- The exercise -
How many of these lines hold the string "Intensity"? Answer with the number only.

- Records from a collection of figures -
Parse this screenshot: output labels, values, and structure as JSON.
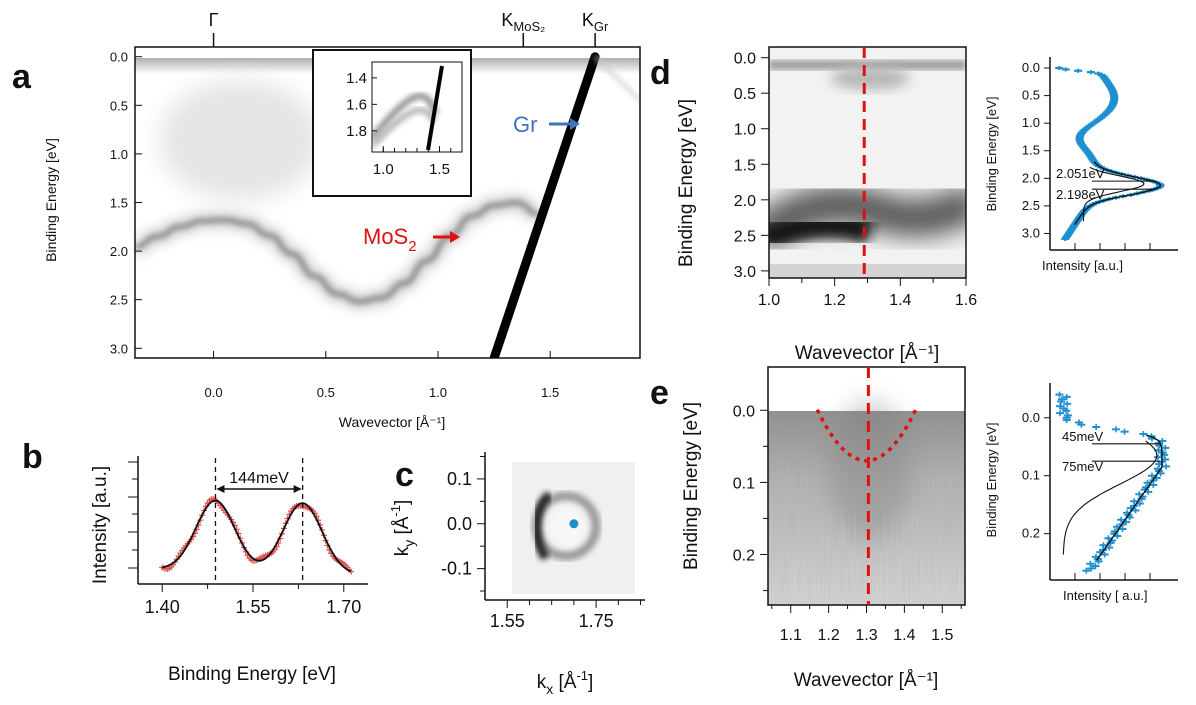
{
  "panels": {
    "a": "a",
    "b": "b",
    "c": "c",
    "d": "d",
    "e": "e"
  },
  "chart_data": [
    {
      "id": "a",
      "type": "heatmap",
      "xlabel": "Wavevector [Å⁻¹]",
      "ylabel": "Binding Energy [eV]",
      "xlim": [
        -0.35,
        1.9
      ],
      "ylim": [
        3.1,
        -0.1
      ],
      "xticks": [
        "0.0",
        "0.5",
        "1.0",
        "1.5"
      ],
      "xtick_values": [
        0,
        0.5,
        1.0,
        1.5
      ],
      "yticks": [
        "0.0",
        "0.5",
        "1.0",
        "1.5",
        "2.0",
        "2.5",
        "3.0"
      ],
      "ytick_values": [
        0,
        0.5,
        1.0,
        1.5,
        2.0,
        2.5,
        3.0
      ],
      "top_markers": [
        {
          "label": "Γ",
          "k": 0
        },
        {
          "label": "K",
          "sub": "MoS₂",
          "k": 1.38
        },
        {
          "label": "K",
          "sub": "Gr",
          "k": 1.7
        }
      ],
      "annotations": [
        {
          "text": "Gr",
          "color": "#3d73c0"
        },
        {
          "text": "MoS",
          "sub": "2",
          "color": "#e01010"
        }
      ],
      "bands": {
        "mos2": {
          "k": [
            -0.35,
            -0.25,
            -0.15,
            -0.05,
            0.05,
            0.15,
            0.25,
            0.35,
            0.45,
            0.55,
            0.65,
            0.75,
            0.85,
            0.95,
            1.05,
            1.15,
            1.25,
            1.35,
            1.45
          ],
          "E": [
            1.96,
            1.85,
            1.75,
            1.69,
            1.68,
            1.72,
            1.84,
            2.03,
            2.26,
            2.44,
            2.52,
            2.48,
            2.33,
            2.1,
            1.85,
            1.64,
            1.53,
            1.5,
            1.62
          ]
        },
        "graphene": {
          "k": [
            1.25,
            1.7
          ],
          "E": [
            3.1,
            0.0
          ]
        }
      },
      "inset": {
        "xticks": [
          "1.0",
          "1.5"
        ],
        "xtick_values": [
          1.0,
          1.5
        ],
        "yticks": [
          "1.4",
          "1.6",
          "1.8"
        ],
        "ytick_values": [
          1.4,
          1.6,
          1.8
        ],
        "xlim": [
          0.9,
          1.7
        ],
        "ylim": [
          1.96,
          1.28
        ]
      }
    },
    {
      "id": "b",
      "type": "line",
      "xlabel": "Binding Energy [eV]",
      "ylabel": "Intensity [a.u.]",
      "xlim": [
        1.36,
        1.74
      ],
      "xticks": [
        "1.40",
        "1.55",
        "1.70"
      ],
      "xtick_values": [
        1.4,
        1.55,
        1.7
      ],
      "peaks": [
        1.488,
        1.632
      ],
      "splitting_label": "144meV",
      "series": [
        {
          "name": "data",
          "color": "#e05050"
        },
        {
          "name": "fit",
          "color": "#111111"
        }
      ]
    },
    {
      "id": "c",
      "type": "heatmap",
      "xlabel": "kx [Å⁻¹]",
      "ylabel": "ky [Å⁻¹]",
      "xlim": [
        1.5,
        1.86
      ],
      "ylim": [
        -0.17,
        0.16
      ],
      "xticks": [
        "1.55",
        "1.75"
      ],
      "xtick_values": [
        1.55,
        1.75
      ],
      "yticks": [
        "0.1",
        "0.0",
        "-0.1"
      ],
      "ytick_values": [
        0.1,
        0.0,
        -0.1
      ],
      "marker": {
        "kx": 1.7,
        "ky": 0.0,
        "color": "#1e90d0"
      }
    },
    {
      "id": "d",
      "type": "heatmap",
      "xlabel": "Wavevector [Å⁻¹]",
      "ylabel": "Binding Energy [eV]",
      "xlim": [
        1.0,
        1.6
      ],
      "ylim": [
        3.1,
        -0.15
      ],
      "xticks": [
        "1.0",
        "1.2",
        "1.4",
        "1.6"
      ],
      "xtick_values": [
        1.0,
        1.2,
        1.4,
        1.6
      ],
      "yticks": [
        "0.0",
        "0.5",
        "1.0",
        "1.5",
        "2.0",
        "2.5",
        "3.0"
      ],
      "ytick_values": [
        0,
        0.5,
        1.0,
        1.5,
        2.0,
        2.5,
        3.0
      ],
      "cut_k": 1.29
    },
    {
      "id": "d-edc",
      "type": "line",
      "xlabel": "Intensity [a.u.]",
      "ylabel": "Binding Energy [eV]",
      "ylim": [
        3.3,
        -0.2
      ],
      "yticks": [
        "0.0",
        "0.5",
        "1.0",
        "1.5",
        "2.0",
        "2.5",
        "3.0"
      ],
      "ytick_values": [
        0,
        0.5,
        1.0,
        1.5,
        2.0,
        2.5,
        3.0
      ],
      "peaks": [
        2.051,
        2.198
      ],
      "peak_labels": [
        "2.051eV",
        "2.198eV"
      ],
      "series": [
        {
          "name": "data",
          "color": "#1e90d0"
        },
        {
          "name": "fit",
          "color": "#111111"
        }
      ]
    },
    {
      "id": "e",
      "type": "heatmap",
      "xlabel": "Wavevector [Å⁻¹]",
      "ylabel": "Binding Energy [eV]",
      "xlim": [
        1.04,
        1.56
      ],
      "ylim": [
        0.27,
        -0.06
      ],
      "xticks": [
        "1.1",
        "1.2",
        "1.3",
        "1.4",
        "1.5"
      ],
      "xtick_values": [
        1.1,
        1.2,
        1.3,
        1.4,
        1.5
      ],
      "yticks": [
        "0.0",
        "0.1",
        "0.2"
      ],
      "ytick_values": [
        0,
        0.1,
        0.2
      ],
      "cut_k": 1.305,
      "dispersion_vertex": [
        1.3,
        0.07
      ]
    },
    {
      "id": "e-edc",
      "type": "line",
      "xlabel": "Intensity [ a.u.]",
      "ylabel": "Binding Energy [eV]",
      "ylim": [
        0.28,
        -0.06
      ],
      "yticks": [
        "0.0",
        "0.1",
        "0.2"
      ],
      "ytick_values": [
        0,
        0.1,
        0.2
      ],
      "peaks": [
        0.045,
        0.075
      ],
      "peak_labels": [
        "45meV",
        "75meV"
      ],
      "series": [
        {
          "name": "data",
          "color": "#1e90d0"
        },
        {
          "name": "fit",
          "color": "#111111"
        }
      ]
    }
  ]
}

- Exercise result -
3